[start of Input]

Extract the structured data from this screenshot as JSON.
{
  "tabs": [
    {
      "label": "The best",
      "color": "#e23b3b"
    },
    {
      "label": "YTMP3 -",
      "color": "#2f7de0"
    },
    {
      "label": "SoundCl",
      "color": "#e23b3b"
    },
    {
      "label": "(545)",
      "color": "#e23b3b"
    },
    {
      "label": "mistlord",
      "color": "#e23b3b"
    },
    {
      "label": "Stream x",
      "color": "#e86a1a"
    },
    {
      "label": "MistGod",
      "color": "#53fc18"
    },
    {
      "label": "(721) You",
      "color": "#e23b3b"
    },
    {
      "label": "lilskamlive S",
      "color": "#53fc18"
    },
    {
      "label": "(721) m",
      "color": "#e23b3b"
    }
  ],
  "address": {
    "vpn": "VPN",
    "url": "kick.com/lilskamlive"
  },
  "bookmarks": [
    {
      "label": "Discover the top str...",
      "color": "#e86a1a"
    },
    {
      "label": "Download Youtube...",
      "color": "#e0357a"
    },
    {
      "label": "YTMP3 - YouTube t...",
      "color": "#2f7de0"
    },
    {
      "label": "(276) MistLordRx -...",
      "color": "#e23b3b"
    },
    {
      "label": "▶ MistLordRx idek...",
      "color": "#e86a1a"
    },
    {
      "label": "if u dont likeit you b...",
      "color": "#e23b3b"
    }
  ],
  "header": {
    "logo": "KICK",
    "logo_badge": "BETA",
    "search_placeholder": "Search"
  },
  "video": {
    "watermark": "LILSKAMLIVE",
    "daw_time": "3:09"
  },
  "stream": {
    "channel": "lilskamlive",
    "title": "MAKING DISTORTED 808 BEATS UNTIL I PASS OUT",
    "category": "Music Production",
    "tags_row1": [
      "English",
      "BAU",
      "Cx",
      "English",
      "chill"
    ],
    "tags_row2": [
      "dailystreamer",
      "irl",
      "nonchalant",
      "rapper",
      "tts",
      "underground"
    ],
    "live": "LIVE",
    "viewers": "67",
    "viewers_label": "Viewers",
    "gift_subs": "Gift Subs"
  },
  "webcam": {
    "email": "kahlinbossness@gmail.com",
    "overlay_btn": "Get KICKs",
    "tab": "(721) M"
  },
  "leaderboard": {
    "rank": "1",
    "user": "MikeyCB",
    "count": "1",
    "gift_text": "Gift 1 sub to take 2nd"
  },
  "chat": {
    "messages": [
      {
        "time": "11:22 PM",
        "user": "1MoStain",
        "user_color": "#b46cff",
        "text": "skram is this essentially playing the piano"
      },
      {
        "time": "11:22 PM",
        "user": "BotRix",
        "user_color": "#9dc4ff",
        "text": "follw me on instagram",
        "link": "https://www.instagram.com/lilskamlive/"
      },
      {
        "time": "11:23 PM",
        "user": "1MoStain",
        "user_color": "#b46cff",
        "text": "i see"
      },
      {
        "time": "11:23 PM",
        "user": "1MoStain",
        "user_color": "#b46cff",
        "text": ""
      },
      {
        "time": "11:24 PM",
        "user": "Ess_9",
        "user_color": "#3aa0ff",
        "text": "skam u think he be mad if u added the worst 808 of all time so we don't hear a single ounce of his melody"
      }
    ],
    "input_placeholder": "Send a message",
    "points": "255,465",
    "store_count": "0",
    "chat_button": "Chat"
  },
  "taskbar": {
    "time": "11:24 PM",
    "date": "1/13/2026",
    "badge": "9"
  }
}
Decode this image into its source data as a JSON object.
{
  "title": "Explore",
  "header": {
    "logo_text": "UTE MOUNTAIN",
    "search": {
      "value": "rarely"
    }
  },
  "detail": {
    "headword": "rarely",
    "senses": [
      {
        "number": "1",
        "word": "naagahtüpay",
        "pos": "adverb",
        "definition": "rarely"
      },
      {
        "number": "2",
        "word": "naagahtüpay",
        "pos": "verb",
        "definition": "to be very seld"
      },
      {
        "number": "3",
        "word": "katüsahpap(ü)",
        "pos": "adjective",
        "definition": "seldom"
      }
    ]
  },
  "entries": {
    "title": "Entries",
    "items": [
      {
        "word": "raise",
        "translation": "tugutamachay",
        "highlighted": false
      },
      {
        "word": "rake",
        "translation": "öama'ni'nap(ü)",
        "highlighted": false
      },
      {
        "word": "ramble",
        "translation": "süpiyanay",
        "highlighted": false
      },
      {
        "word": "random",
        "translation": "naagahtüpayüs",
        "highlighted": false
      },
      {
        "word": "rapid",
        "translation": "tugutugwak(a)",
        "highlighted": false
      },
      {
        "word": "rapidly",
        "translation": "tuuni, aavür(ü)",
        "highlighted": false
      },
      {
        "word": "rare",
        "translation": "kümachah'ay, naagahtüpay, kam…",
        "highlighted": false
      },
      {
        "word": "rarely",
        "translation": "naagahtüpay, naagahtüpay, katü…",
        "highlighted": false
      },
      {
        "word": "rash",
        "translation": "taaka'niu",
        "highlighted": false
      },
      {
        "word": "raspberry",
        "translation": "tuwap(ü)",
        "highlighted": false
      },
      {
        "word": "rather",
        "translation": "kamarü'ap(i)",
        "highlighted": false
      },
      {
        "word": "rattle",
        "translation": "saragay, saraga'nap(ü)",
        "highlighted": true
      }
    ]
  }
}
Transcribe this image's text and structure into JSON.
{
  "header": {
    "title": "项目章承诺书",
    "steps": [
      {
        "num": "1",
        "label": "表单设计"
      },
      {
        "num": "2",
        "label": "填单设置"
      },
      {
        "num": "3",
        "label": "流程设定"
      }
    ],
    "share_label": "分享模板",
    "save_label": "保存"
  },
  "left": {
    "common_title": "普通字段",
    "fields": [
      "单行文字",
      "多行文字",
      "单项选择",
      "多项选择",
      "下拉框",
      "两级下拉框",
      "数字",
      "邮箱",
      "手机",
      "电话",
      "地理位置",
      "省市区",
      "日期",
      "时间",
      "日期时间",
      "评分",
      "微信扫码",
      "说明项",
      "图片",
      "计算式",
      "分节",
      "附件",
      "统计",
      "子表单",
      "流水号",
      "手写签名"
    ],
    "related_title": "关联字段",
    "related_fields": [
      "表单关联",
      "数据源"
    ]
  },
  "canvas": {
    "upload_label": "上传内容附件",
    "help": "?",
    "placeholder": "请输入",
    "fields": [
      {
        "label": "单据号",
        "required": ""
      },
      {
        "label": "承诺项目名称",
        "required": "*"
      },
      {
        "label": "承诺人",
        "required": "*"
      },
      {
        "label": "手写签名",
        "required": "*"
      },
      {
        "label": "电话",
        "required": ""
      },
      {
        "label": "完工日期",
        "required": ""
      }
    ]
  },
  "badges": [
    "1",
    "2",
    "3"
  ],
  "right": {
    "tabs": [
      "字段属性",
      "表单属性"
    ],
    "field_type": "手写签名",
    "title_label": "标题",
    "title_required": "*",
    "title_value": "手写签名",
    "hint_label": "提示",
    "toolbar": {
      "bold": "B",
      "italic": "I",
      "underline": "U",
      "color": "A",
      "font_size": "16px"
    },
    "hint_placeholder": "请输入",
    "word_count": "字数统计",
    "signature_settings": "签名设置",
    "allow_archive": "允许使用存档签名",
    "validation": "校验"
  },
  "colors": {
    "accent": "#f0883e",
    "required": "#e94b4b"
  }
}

[end of Input]

What to do>
Give the count of lines containing "data", with no added text.

The result>
2